DIRECTIONS FOR THIS TASK: Count every line below in which "highlighted" occurs, then give only the count.

— START INFORMATION GIVEN —

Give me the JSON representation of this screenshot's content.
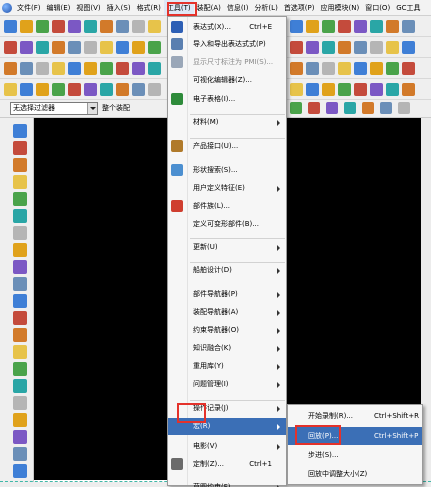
{
  "menubar": {
    "items": [
      "文件(F)",
      "编辑(E)",
      "视图(V)",
      "插入(S)",
      "格式(R)",
      "工具(T)",
      "装配(A)",
      "信息(I)",
      "分析(L)",
      "首选项(P)",
      "应用模块(N)",
      "窗口(O)",
      "GC工具"
    ],
    "active_index": 5
  },
  "selection_bar": {
    "filter_value": "无选择过滤器",
    "assembly_value": "整个装配"
  },
  "tools_menu": {
    "items": [
      {
        "label": "表达式(X)...",
        "shortcut": "Ctrl+E",
        "icon": "expression-icon",
        "color": "#2d5fb5"
      },
      {
        "label": "导入和导出表达式式(P)",
        "icon": "import-export-icon",
        "color": "#5a7fb0"
      },
      {
        "label": "显示尺寸标注为 PMI(S)...",
        "icon": "pmi-icon",
        "color": "#9aa7b8",
        "disabled": true
      },
      {
        "label": "可视化编辑器(Z)...",
        "icon": "blank-icon"
      },
      {
        "label": "电子表格(I)...",
        "icon": "spreadsheet-icon",
        "color": "#2e8b3a"
      },
      {
        "label": "材料(M)",
        "submenu": true,
        "icon": "blank-icon"
      },
      {
        "label": "产品接口(U)...",
        "icon": "product-interface-icon",
        "color": "#b07a2a"
      },
      {
        "label": "形状搜索(S)...",
        "icon": "shape-search-icon",
        "color": "#4c8fd0"
      },
      {
        "label": "用户定义特征(E)",
        "submenu": true,
        "icon": "blank-icon"
      },
      {
        "label": "部件族(L)...",
        "icon": "part-family-icon",
        "color": "#cf3e2f"
      },
      {
        "label": "定义可变形部件(B)...",
        "icon": "blank-icon"
      },
      {
        "label": "更新(U)",
        "submenu": true,
        "icon": "blank-icon"
      },
      {
        "label": "船舶设计(D)",
        "submenu": true,
        "icon": "blank-icon"
      },
      {
        "label": "部件导航器(P)",
        "submenu": true,
        "icon": "blank-icon"
      },
      {
        "label": "装配导航器(A)",
        "submenu": true,
        "icon": "blank-icon"
      },
      {
        "label": "约束导航器(O)",
        "submenu": true,
        "icon": "blank-icon"
      },
      {
        "label": "知识融合(K)",
        "submenu": true,
        "icon": "blank-icon"
      },
      {
        "label": "重用库(Y)",
        "submenu": true,
        "icon": "blank-icon"
      },
      {
        "label": "问题管理(I)",
        "submenu": true,
        "icon": "blank-icon"
      },
      {
        "label": "操作记录(J)",
        "submenu": true,
        "icon": "blank-icon"
      },
      {
        "label": "宏(R)",
        "submenu": true,
        "highlighted": true,
        "icon": "blank-icon"
      },
      {
        "label": "电影(V)",
        "submenu": true,
        "icon": "blank-icon"
      },
      {
        "label": "定制(Z)...",
        "shortcut": "Ctrl+1",
        "icon": "customize-icon",
        "color": "#6b6b6b"
      },
      {
        "label": "草图约束(F)",
        "submenu": true,
        "icon": "blank-icon"
      }
    ]
  },
  "macro_submenu": {
    "items": [
      {
        "label": "开始录制(R)...",
        "shortcut": "Ctrl+Shift+R"
      },
      {
        "label": "回放(P)...",
        "shortcut": "Ctrl+Shift+P",
        "highlighted": true
      },
      {
        "label": "步进(S)..."
      },
      {
        "label": "回放中调整大小(Z)"
      }
    ]
  },
  "colors": {
    "highlight": "#3b6fb6",
    "annotation": "#e4322b",
    "graphics_background": "#000000"
  }
}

— END INFORMATION GIVEN —

EXERCISE RESULT: 2